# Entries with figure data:
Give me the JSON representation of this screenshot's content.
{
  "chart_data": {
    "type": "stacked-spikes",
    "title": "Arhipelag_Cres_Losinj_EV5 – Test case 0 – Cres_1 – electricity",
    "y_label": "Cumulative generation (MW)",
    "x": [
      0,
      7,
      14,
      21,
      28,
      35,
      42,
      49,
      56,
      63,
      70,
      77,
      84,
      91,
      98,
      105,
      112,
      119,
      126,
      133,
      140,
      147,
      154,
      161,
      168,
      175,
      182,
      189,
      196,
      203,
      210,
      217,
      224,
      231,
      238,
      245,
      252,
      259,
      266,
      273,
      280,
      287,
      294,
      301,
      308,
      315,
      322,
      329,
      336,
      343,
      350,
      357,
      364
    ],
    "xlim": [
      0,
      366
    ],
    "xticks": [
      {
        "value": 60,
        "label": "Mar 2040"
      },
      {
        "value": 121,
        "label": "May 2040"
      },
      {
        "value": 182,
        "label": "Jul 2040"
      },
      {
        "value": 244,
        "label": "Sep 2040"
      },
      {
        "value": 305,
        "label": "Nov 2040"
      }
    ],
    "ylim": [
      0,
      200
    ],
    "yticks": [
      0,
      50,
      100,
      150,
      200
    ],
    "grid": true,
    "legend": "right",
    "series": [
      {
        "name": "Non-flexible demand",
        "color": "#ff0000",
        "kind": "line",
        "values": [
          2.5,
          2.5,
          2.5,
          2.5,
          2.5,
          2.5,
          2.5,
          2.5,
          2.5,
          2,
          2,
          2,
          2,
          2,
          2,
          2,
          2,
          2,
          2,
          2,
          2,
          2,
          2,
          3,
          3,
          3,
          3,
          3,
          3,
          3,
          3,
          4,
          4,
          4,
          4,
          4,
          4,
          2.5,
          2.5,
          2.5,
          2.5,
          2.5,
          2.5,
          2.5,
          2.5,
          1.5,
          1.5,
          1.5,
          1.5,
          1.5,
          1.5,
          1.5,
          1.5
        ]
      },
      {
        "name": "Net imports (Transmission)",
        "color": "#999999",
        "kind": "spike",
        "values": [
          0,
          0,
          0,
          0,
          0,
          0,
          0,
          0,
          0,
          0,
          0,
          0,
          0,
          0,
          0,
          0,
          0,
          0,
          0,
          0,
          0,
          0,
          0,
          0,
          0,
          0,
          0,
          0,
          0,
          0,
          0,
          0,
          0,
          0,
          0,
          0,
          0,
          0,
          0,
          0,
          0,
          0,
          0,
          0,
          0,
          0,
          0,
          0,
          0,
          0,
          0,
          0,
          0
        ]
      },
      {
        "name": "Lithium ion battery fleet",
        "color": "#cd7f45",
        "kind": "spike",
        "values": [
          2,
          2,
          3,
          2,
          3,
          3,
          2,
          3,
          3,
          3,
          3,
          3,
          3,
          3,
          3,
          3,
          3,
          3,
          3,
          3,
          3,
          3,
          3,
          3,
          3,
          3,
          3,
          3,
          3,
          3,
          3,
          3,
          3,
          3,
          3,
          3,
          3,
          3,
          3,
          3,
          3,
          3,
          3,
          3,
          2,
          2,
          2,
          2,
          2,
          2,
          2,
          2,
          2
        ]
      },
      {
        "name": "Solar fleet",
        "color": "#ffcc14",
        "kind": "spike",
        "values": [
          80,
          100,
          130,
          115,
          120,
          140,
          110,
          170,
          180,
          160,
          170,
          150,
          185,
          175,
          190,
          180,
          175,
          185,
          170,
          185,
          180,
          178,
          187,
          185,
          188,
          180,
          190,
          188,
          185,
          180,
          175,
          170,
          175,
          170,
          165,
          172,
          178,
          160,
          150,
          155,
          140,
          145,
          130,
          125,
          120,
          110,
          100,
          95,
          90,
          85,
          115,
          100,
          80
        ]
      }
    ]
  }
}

# Problem requirements:
Search the entries for "fleet" and copy out each line that has it.

# Correct output:
        "name": "Lithium ion battery fleet",
        "name": "Solar fleet",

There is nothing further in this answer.